Work instructions:
In the items, rename "Circle shape" to "Round shape" across the stretch from the line containing "Circle shape <box>338 140 346 147</box>" through the line containing "Circle shape <box>346 119 366 139</box>". Give back only those lines, with nothing else altered.

[Saved entries]
-- BEGIN --
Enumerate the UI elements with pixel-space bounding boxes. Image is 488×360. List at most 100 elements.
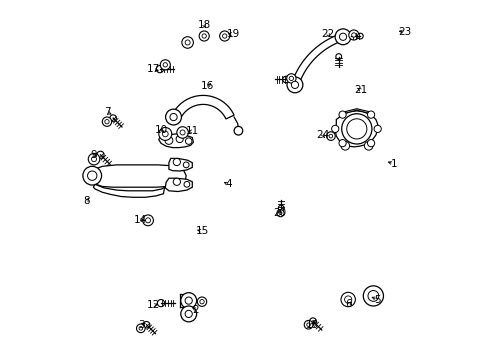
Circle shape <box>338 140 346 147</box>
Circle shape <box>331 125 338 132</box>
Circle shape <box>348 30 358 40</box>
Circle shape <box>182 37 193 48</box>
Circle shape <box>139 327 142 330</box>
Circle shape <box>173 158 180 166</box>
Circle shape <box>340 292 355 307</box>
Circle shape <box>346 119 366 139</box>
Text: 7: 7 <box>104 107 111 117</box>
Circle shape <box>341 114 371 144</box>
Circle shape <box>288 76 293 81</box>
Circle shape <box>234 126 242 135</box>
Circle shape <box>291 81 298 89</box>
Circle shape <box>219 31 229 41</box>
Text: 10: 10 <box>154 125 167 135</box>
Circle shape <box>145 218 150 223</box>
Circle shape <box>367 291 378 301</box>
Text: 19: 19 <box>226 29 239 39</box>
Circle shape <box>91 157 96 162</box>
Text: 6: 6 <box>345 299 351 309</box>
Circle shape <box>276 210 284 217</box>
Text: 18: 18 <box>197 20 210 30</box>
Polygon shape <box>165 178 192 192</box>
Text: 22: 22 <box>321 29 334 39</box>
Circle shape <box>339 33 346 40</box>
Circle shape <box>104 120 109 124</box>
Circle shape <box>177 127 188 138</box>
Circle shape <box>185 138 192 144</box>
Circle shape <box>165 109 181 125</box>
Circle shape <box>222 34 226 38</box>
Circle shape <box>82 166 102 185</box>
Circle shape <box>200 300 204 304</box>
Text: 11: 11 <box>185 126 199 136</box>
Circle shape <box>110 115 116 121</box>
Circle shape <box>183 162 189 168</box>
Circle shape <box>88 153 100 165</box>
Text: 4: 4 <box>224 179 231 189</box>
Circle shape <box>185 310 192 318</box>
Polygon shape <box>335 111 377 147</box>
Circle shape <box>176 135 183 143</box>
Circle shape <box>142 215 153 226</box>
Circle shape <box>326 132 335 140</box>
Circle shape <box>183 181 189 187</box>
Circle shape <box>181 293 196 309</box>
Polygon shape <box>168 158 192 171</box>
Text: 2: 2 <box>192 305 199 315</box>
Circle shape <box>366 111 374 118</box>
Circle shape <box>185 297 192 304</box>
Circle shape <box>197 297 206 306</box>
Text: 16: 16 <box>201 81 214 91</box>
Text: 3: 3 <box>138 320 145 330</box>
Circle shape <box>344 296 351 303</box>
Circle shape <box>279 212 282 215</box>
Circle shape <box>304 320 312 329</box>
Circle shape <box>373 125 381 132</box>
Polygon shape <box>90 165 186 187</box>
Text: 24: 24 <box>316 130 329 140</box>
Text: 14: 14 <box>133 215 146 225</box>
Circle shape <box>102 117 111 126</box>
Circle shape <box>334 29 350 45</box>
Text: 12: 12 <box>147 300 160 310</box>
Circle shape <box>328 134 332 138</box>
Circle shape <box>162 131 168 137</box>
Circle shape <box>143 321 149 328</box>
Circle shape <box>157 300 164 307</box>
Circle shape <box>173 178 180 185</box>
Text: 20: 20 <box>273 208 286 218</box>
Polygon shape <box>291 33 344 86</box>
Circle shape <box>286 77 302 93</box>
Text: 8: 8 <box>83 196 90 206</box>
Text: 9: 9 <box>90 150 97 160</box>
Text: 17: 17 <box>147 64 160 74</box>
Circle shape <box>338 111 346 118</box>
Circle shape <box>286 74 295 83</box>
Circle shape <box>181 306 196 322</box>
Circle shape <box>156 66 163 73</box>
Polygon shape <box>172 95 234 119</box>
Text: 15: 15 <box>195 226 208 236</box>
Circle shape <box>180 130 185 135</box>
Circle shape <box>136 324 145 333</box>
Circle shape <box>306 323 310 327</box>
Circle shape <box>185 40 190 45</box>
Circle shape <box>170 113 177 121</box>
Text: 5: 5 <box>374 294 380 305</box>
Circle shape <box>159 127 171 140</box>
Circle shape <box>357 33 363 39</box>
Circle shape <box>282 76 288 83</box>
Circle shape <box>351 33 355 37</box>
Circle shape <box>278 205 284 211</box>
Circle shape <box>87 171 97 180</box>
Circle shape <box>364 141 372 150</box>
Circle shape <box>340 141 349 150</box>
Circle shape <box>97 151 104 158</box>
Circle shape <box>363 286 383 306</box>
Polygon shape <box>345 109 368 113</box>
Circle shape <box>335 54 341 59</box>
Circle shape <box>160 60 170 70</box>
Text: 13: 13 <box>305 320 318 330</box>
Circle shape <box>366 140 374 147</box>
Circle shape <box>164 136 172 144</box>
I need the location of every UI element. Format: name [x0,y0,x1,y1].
-- END --
-- BEGIN --
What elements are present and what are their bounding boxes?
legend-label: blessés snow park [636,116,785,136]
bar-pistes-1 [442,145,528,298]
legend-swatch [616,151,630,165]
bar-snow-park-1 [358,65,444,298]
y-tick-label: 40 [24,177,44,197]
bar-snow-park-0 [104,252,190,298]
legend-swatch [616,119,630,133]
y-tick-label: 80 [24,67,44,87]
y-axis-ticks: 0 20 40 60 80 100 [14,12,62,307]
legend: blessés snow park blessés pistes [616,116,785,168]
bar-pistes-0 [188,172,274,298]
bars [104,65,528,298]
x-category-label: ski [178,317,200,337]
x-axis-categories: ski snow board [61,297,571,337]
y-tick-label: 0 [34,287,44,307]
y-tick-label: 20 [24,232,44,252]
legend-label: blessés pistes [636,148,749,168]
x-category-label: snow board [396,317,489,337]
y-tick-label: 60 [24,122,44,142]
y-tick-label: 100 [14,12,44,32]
-- END --
-- BEGIN --
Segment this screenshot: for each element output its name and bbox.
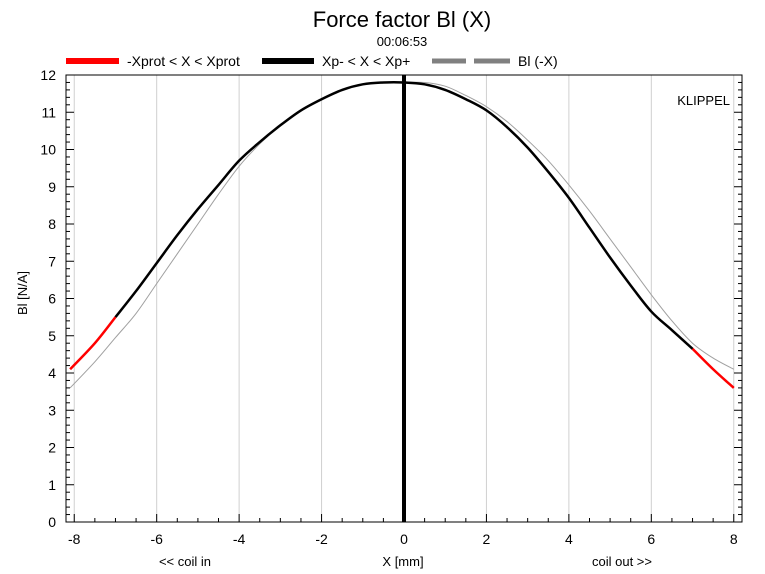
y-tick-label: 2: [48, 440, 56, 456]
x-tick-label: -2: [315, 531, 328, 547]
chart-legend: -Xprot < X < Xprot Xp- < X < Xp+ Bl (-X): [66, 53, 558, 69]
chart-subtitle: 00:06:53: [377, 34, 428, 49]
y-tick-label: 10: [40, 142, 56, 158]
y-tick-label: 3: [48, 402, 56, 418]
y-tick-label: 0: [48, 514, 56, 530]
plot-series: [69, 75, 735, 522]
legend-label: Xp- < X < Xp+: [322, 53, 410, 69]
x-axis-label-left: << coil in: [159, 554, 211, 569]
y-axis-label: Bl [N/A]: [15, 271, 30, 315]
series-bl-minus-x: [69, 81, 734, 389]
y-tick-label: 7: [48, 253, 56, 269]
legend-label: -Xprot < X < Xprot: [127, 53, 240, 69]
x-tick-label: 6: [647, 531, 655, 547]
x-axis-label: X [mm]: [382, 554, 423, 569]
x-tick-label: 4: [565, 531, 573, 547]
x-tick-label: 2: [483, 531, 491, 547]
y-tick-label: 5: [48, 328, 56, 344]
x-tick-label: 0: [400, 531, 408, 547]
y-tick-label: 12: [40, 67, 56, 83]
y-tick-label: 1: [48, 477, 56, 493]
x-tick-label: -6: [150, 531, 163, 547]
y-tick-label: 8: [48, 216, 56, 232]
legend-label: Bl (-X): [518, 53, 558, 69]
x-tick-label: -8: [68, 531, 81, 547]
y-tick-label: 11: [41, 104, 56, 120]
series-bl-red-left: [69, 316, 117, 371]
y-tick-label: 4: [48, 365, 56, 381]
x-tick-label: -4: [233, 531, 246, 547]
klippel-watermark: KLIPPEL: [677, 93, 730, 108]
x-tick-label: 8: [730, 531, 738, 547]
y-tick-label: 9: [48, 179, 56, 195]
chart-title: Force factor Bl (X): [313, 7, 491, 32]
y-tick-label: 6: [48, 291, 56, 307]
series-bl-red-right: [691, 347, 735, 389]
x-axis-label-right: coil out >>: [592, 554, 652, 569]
-- END --
Problem solution:
Round shape <box>338 140 346 147</box>
Round shape <box>331 125 338 132</box>
Round shape <box>348 30 358 40</box>
Round shape <box>182 37 193 48</box>
Round shape <box>139 327 142 330</box>
Round shape <box>173 158 180 166</box>
Round shape <box>340 292 355 307</box>
Round shape <box>346 119 366 139</box>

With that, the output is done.